▸ **Exercise brief**
Find the string "ouvriers" in the records. Copy every line it appears in.

---- Task inputs

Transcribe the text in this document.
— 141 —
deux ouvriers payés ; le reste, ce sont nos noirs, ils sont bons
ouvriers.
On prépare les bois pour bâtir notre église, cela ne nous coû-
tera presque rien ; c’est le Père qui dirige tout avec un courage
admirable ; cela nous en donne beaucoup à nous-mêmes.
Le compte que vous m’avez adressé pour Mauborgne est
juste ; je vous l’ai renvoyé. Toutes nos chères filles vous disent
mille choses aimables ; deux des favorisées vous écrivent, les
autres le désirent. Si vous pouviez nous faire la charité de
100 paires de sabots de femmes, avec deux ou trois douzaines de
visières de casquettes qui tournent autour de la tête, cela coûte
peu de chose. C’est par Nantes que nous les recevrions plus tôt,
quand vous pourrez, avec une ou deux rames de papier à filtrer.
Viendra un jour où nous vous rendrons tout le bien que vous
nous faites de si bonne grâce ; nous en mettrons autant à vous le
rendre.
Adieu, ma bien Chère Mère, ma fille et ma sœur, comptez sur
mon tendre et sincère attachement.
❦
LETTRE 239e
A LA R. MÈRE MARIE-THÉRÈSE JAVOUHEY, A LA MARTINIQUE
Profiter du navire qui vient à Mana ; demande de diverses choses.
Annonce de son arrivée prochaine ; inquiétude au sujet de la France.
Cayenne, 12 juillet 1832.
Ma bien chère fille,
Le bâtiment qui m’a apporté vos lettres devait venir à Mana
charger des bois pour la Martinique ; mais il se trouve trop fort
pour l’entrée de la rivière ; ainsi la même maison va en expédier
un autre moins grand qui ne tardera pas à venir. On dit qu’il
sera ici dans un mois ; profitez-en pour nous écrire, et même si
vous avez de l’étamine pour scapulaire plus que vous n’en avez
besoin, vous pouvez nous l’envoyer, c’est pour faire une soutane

--------

▸ **Worked solution**
deux ouvriers payés ; le reste, ce sont nos noirs, ils sont bons
ouvriers.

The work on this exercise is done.